• [Goal]:
Type out the complete listing below word for word, without its pictures.

• [Records from a data collection]:

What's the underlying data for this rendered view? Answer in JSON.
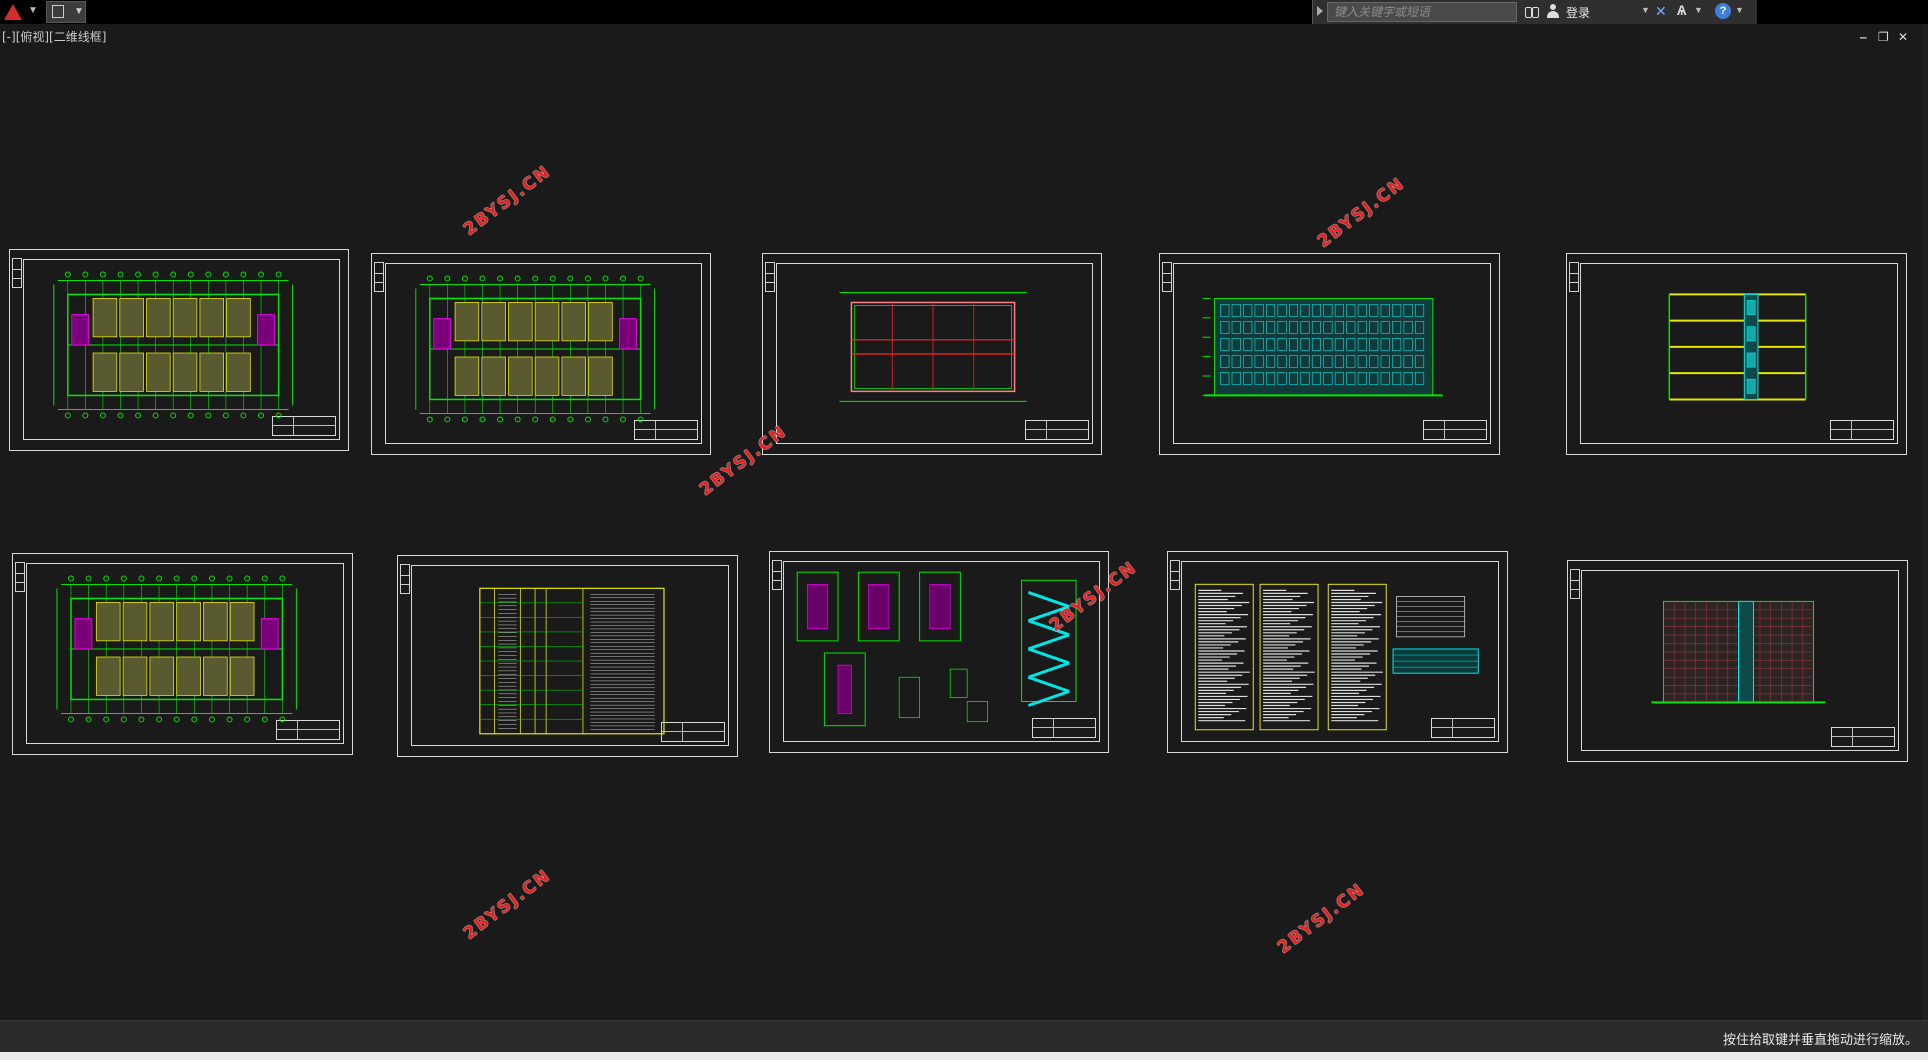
{
  "titlebar": {
    "search_placeholder": "键入关键字或短语",
    "login_label": "登录",
    "help_label": "?"
  },
  "viewport": {
    "label": "[-][俯视][二维线框]"
  },
  "window_controls": {
    "minimize": "‒",
    "restore": "❐",
    "close": "✕"
  },
  "watermark_text": "2BYSJ.CN",
  "status": {
    "message": "按住拾取键并垂直拖动进行缩放。"
  },
  "colors": {
    "canvas": "#1a1a1a",
    "drawing_green": "#00e600",
    "drawing_yellow": "#e6e600",
    "drawing_magenta": "#ff00ff",
    "drawing_cyan": "#00e6e6",
    "drawing_red": "#ff2020",
    "watermark": "#e12323"
  },
  "sheets": [
    {
      "kind": "floor-plan"
    },
    {
      "kind": "floor-plan"
    },
    {
      "kind": "roof-plan"
    },
    {
      "kind": "elevation-front"
    },
    {
      "kind": "section"
    },
    {
      "kind": "floor-plan"
    },
    {
      "kind": "door-window-table"
    },
    {
      "kind": "stair-details"
    },
    {
      "kind": "design-notes"
    },
    {
      "kind": "elevation-side"
    }
  ]
}
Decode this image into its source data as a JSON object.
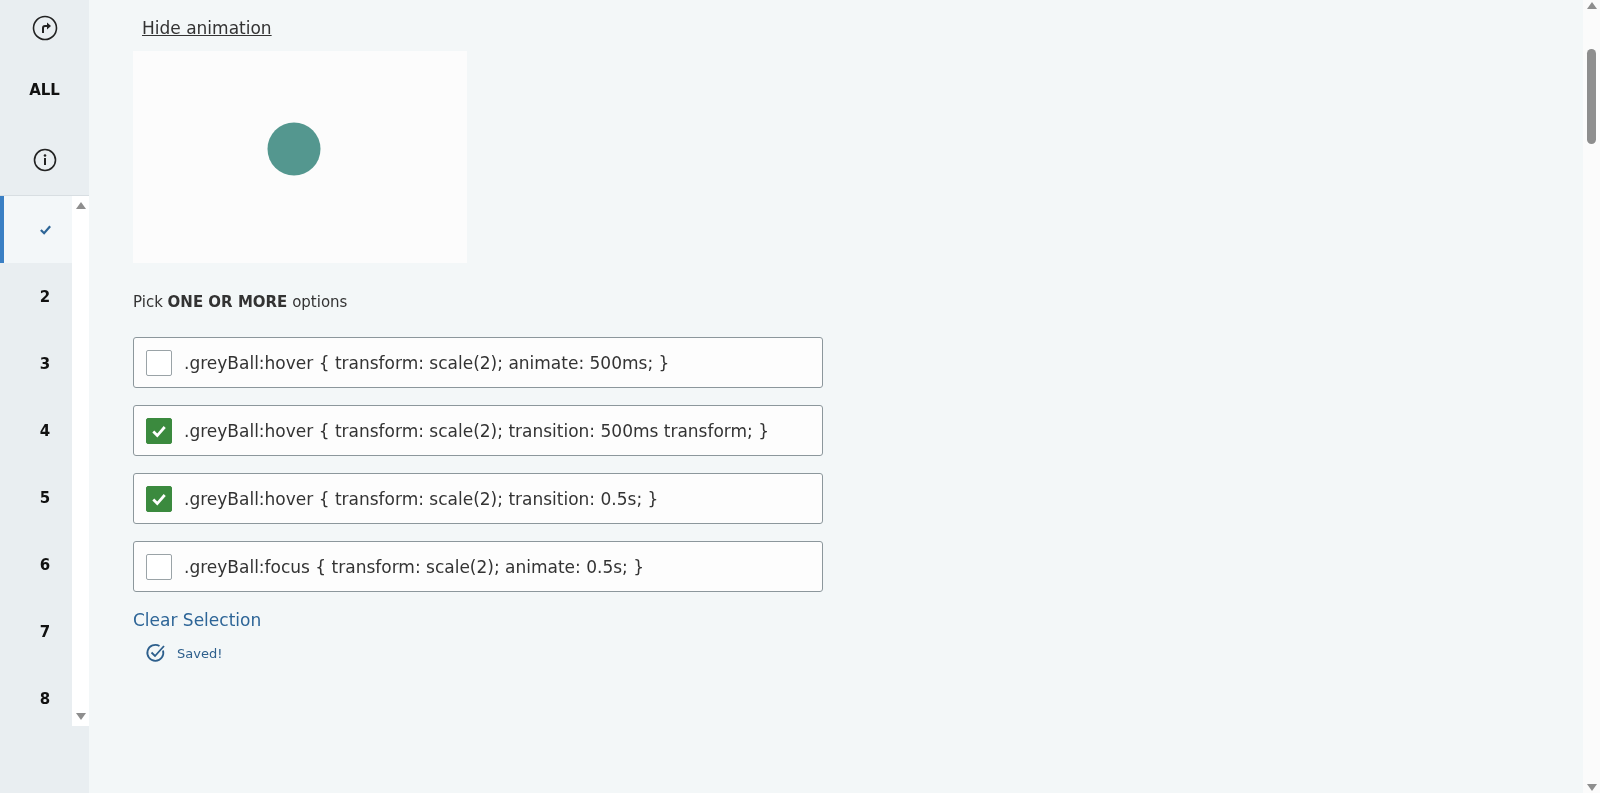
{
  "sidebar": {
    "top_items": [
      {
        "kind": "arrow"
      },
      {
        "kind": "text",
        "label": "ALL"
      },
      {
        "kind": "info"
      }
    ],
    "items": [
      {
        "kind": "done",
        "selected": true
      },
      {
        "kind": "number",
        "label": "2",
        "selected": false
      },
      {
        "kind": "number",
        "label": "3",
        "selected": false
      },
      {
        "kind": "number",
        "label": "4",
        "selected": false
      },
      {
        "kind": "number",
        "label": "5",
        "selected": false
      },
      {
        "kind": "number",
        "label": "6",
        "selected": false
      },
      {
        "kind": "number",
        "label": "7",
        "selected": false
      },
      {
        "kind": "number",
        "label": "8",
        "selected": false
      }
    ]
  },
  "main": {
    "toggle_link": "Hide animation",
    "animation": {
      "kind": "ball"
    },
    "prompt": "Pick **ONE OR MORE** options",
    "options": [
      {
        "text": ".greyBall:hover { transform: scale(2); animate: 500ms; }",
        "checked": false
      },
      {
        "text": ".greyBall:hover { transform: scale(2); transition: 500ms transform; }",
        "checked": true
      },
      {
        "text": ".greyBall:hover { transform: scale(2); transition: 0.5s; }",
        "checked": true
      },
      {
        "text": ".greyBall:focus { transform: scale(2); animate: 0.5s; }",
        "checked": false
      }
    ],
    "clear_link": "Clear Selection",
    "status": "Saved!"
  }
}
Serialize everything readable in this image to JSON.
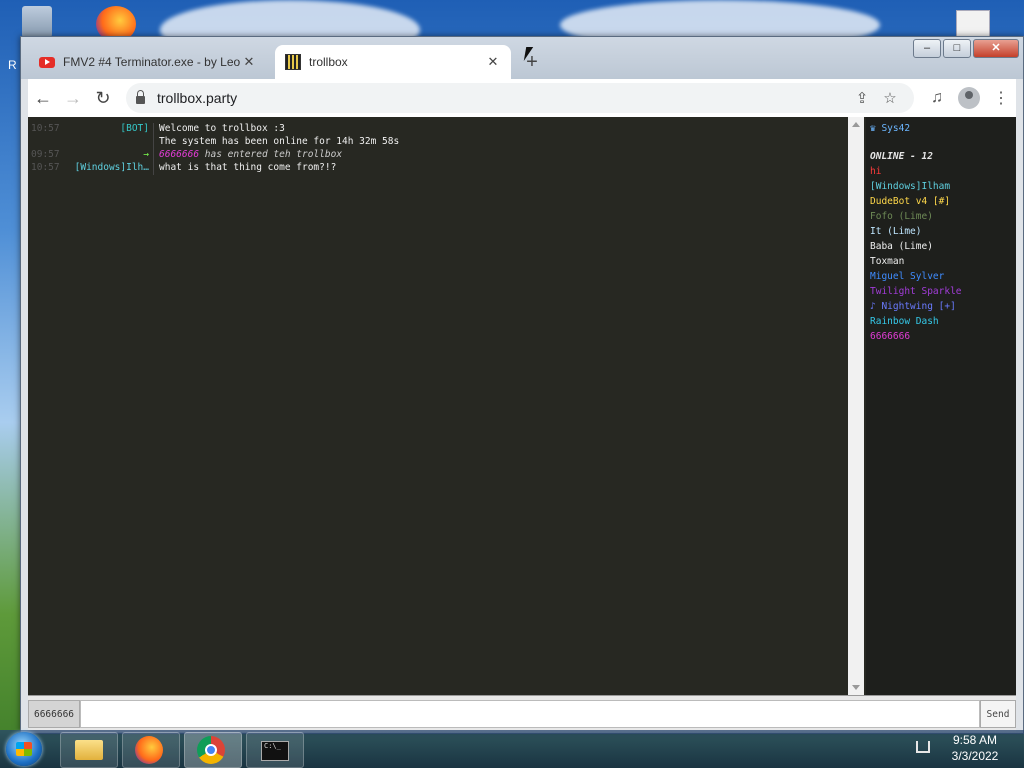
{
  "browser": {
    "tabs": [
      {
        "label": "FMV2 #4 Terminator.exe - by Leo",
        "icon": "youtube-icon",
        "active": false
      },
      {
        "label": "trollbox",
        "icon": "trollbox-favicon-icon",
        "active": true
      }
    ],
    "url": "trollbox.party",
    "new_tab_glyph": "+",
    "close_glyph": "✕"
  },
  "chat": {
    "messages": [
      {
        "time": "10:57",
        "nick": "[BOT]",
        "nick_color": "#35c9c9",
        "text": "Welcome to trollbox :3",
        "style": "normal"
      },
      {
        "time": "",
        "nick": "",
        "nick_color": "#35c9c9",
        "text": "The system has been online for 14h 32m 58s",
        "style": "normal"
      },
      {
        "time": "09:57",
        "nick": "→",
        "nick_color": "#7cff4f",
        "text_prefix": "6666666",
        "text_prefix_color": "#e23cd6",
        "text": " has entered teh trollbox",
        "style": "italic"
      },
      {
        "time": "10:57",
        "nick": "[Windows]Ilh…",
        "nick_color": "#5fd0e0",
        "text": "what is that thing come from?!?",
        "style": "normal"
      }
    ]
  },
  "sidebar": {
    "room": "♛ Sys42",
    "online_label": "ONLINE - 12",
    "users": [
      {
        "name": "hi",
        "color": "#ff3b3b"
      },
      {
        "name": "[Windows]Ilham",
        "color": "#5fd0e0"
      },
      {
        "name": "DudeBot v4 [#]",
        "color": "#ffd84a"
      },
      {
        "name": "Fofo (Lime)",
        "color": "#6e8a56"
      },
      {
        "name": "It (Lime)",
        "color": "#bfe6ff"
      },
      {
        "name": "Baba (Lime)",
        "color": "#f0f0f0"
      },
      {
        "name": "Toxman",
        "color": "#f0f0f0"
      },
      {
        "name": "Miguel Sylver",
        "color": "#3f8cff"
      },
      {
        "name": "Twilight Sparkle",
        "color": "#a23cd9"
      },
      {
        "name": "♪ Nightwing [+]",
        "color": "#6a7bff"
      },
      {
        "name": "Rainbow Dash",
        "color": "#35c9e9"
      },
      {
        "name": "6666666",
        "color": "#e23cd6"
      }
    ]
  },
  "input": {
    "nick": "6666666",
    "message_value": "",
    "send_label": "Send"
  },
  "taskbar": {
    "time": "9:58 AM",
    "date": "3/3/2022",
    "cmd_text": "C:\\_"
  },
  "desktop": {
    "edge_letter": "R"
  }
}
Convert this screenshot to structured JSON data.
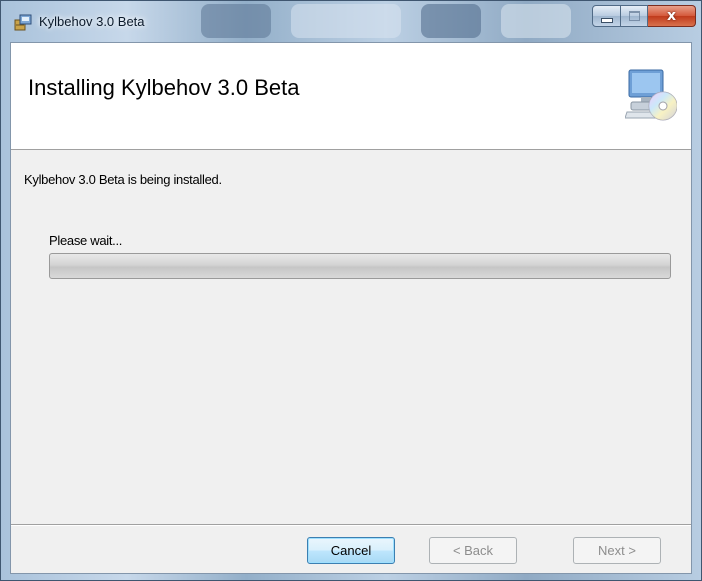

• [Exercise response]:
What's the underlying data for this rendered view? Answer in JSON.
{
  "titlebar": {
    "search_placeholder": "键入关键字或短语",
    "login_label": "登录",
    "help_label": "?"
  },
  "viewport": {
    "label": "[-][俯视][二维线框]"
  },
  "window_controls": {
    "minimize": "‒",
    "restore": "❐",
    "close": "✕"
  },
  "watermark_text": "2BYSJ.CN",
  "status": {
    "message": "按住拾取键并垂直拖动进行缩放。"
  },
  "colors": {
    "canvas": "#1a1a1a",
    "drawing_green": "#00e600",
    "drawing_yellow": "#e6e600",
    "drawing_magenta": "#ff00ff",
    "drawing_cyan": "#00e6e6",
    "drawing_red": "#ff2020",
    "watermark": "#e12323"
  },
  "sheets": [
    {
      "kind": "floor-plan"
    },
    {
      "kind": "floor-plan"
    },
    {
      "kind": "roof-plan"
    },
    {
      "kind": "elevation-front"
    },
    {
      "kind": "section"
    },
    {
      "kind": "floor-plan"
    },
    {
      "kind": "door-window-table"
    },
    {
      "kind": "stair-details"
    },
    {
      "kind": "design-notes"
    },
    {
      "kind": "elevation-side"
    }
  ]
}
Decode this image into its source data as a JSON object.
{
  "sidebar": {
    "top_items": [
      {
        "kind": "arrow"
      },
      {
        "kind": "text",
        "label": "ALL"
      },
      {
        "kind": "info"
      }
    ],
    "items": [
      {
        "kind": "done",
        "selected": true
      },
      {
        "kind": "number",
        "label": "2",
        "selected": false
      },
      {
        "kind": "number",
        "label": "3",
        "selected": false
      },
      {
        "kind": "number",
        "label": "4",
        "selected": false
      },
      {
        "kind": "number",
        "label": "5",
        "selected": false
      },
      {
        "kind": "number",
        "label": "6",
        "selected": false
      },
      {
        "kind": "number",
        "label": "7",
        "selected": false
      },
      {
        "kind": "number",
        "label": "8",
        "selected": false
      }
    ]
  },
  "main": {
    "toggle_link": "Hide animation",
    "animation": {
      "kind": "ball"
    },
    "prompt": "Pick **ONE OR MORE** options",
    "options": [
      {
        "text": ".greyBall:hover { transform: scale(2); animate: 500ms; }",
        "checked": false
      },
      {
        "text": ".greyBall:hover { transform: scale(2); transition: 500ms transform; }",
        "checked": true
      },
      {
        "text": ".greyBall:hover { transform: scale(2); transition: 0.5s; }",
        "checked": true
      },
      {
        "text": ".greyBall:focus { transform: scale(2); animate: 0.5s; }",
        "checked": false
      }
    ],
    "clear_link": "Clear Selection",
    "status": "Saved!"
  }
}
Serialize everything readable in this image to JSON.
{
  "browser": {
    "tabs": [
      {
        "label": "FMV2 #4 Terminator.exe - by Leo",
        "icon": "youtube-icon",
        "active": false
      },
      {
        "label": "trollbox",
        "icon": "trollbox-favicon-icon",
        "active": true
      }
    ],
    "url": "trollbox.party",
    "new_tab_glyph": "+",
    "close_glyph": "✕"
  },
  "chat": {
    "messages": [
      {
        "time": "10:57",
        "nick": "[BOT]",
        "nick_color": "#35c9c9",
        "text": "Welcome to trollbox :3",
        "style": "normal"
      },
      {
        "time": "",
        "nick": "",
        "nick_color": "#35c9c9",
        "text": "The system has been online for 14h 32m 58s",
        "style": "normal"
      },
      {
        "time": "09:57",
        "nick": "→",
        "nick_color": "#7cff4f",
        "text_prefix": "6666666",
        "text_prefix_color": "#e23cd6",
        "text": " has entered teh trollbox",
        "style": "italic"
      },
      {
        "time": "10:57",
        "nick": "[Windows]Ilh…",
        "nick_color": "#5fd0e0",
        "text": "what is that thing come from?!?",
        "style": "normal"
      }
    ]
  },
  "sidebar": {
    "room": "♛ Sys42",
    "online_label": "ONLINE - 12",
    "users": [
      {
        "name": "hi",
        "color": "#ff3b3b"
      },
      {
        "name": "[Windows]Ilham",
        "color": "#5fd0e0"
      },
      {
        "name": "DudeBot v4 [#]",
        "color": "#ffd84a"
      },
      {
        "name": "Fofo (Lime)",
        "color": "#6e8a56"
      },
      {
        "name": "It (Lime)",
        "color": "#bfe6ff"
      },
      {
        "name": "Baba (Lime)",
        "color": "#f0f0f0"
      },
      {
        "name": "Toxman",
        "color": "#f0f0f0"
      },
      {
        "name": "Miguel Sylver",
        "color": "#3f8cff"
      },
      {
        "name": "Twilight Sparkle",
        "color": "#a23cd9"
      },
      {
        "name": "♪ Nightwing [+]",
        "color": "#6a7bff"
      },
      {
        "name": "Rainbow Dash",
        "color": "#35c9e9"
      },
      {
        "name": "6666666",
        "color": "#e23cd6"
      }
    ]
  },
  "input": {
    "nick": "6666666",
    "message_value": "",
    "send_label": "Send"
  },
  "taskbar": {
    "time": "9:58 AM",
    "date": "3/3/2022",
    "cmd_text": "C:\\_"
  },
  "desktop": {
    "edge_letter": "R"
  }
}
Convert this screenshot to structured JSON data.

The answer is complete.